BRIEF: Would you copy only the lines below, from the one containing "What data populates" through the very last one, leaving the pictures out?
-- START RECORDS SHOWN --
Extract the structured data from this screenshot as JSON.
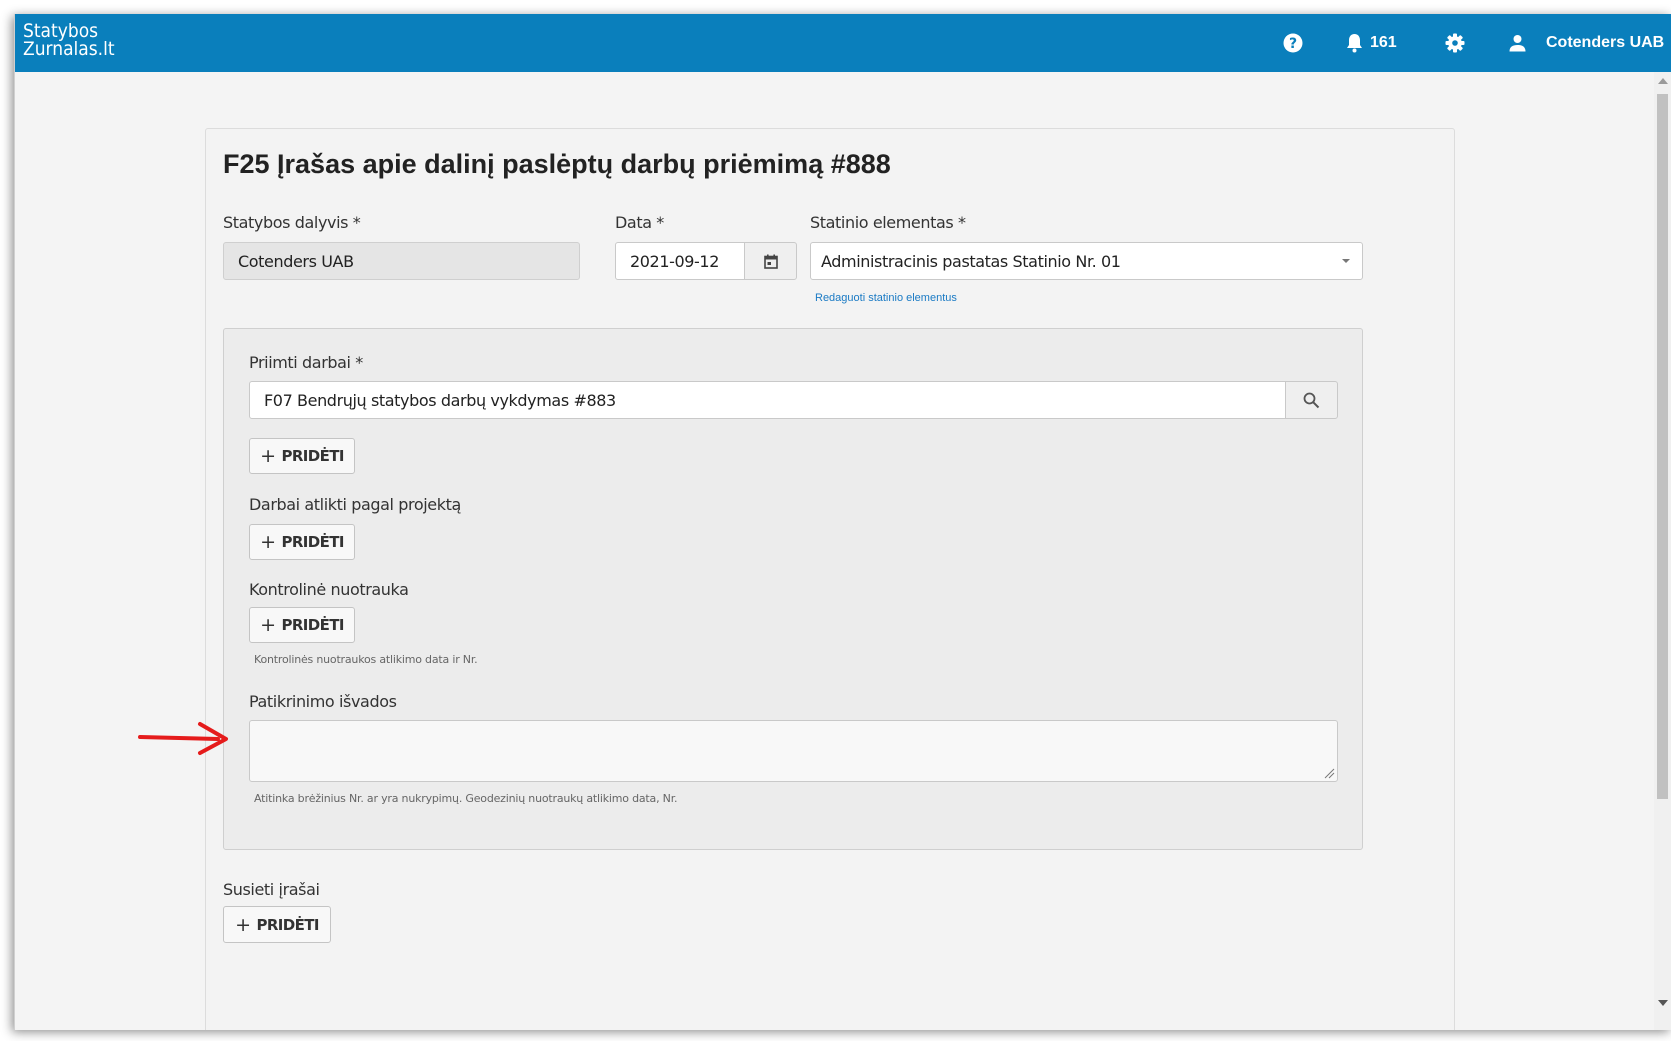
{
  "app": {
    "logo_line1": "Statybos",
    "logo_line2": "Zurnalas.lt",
    "notifications_count": "161",
    "user_name": "Cotenders UAB"
  },
  "icons": {
    "help": "help-circle-icon",
    "bell": "bell-icon",
    "gear": "gear-icon",
    "user": "user-icon",
    "calendar": "calendar-icon",
    "search": "search-icon"
  },
  "colors": {
    "topbar": "#0a7fbc",
    "link": "#1a7ac4",
    "annotation_arrow": "#e51b1b"
  },
  "form": {
    "title": "F25 Įrašas apie dalinį paslėptų darbų priėmimą #888",
    "participant_label": "Statybos dalyvis *",
    "participant_value": "Cotenders UAB",
    "date_label": "Data *",
    "date_value": "2021-09-12",
    "element_label": "Statinio elementas *",
    "element_value": "Administracinis pastatas Statinio Nr. 01",
    "edit_elements_link": "Redaguoti statinio elementus",
    "accepted_works_label": "Priimti darbai *",
    "accepted_works_value": "F07 Bendrųjų statybos darbų vykdymas #883",
    "add_label": "PRIDĖTI",
    "by_project_label": "Darbai atlikti pagal projektą",
    "control_photo_label": "Kontrolinė nuotrauka",
    "control_photo_hint": "Kontrolinės nuotraukos atlikimo data ir Nr.",
    "conclusions_label": "Patikrinimo išvados",
    "conclusions_hint": "Atitinka brėžinius Nr. ar yra nukrypimų. Geodezinių nuotraukų atlikimo data, Nr.",
    "linked_label": "Susieti įrašai"
  }
}
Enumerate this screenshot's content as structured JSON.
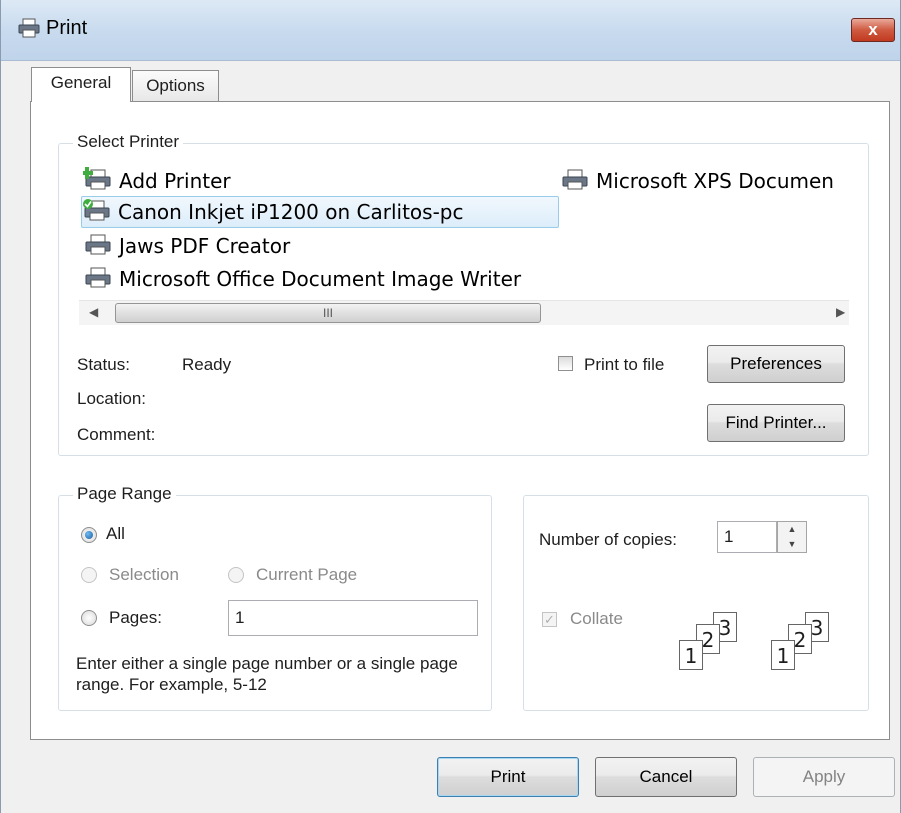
{
  "window": {
    "title": "Print",
    "close_label": "x"
  },
  "tabs": [
    {
      "label": "General"
    },
    {
      "label": "Options"
    }
  ],
  "select_printer": {
    "legend": "Select Printer",
    "printers": [
      {
        "label": "Add Printer"
      },
      {
        "label": "Microsoft XPS Documen"
      },
      {
        "label": "Canon Inkjet iP1200 on Carlitos-pc",
        "selected": true
      },
      {
        "label": "Jaws PDF Creator"
      },
      {
        "label": "Microsoft Office Document Image Writer"
      }
    ],
    "scroll_thumb_label": "III",
    "status_label": "Status:",
    "status_value": "Ready",
    "location_label": "Location:",
    "comment_label": "Comment:",
    "print_to_file_label": "Print to file",
    "preferences_button": "Preferences",
    "find_printer_button": "Find Printer..."
  },
  "page_range": {
    "legend": "Page Range",
    "all_label": "All",
    "selection_label": "Selection",
    "current_page_label": "Current Page",
    "pages_label": "Pages:",
    "pages_value": "1",
    "hint": "Enter either a single page number or a single page range.  For example, 5-12"
  },
  "copies": {
    "label": "Number of copies:",
    "value": "1",
    "collate_label": "Collate",
    "collate_pages": [
      "1",
      "2",
      "3"
    ]
  },
  "footer": {
    "print_button": "Print",
    "cancel_button": "Cancel",
    "apply_button": "Apply"
  }
}
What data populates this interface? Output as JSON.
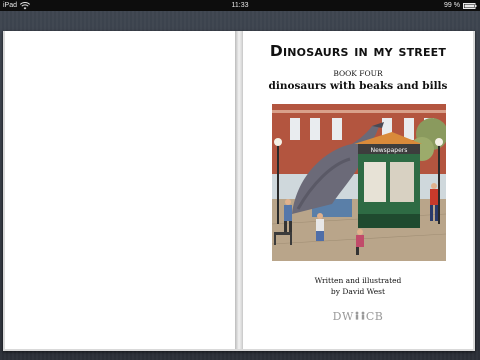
{
  "status_bar": {
    "device": "iPad",
    "time": "11:33",
    "battery": "99 %",
    "icons": [
      "wifi-icon",
      "battery-icon"
    ]
  },
  "book": {
    "title": "Dinosaurs in my street",
    "book_number": "BOOK FOUR",
    "subtitle": "dinosaurs with beaks and bills",
    "illustration": {
      "shop_sign": "Newspapers"
    },
    "credit_line1": "Written and illustrated",
    "credit_line2": "by David West",
    "publisher_left": "DW",
    "publisher_right": "CB"
  },
  "colors": {
    "desk": "#3a3f48",
    "page": "#ffffff",
    "status_bar": "#0d0d0d"
  }
}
-- END RECORDS SHOWN --
ANSWER FOR THIS EXERCISE:
What data populates this interface? Output as JSON.
{
  "status_bar": {
    "device": "iPad",
    "time": "11:33",
    "battery": "99 %",
    "icons": [
      "wifi-icon",
      "battery-icon"
    ]
  },
  "book": {
    "title": "Dinosaurs in my street",
    "book_number": "BOOK FOUR",
    "subtitle": "dinosaurs with beaks and bills",
    "illustration": {
      "shop_sign": "Newspapers"
    },
    "credit_line1": "Written and illustrated",
    "credit_line2": "by David West",
    "publisher_left": "DW",
    "publisher_right": "CB"
  },
  "colors": {
    "desk": "#3a3f48",
    "page": "#ffffff",
    "status_bar": "#0d0d0d"
  }
}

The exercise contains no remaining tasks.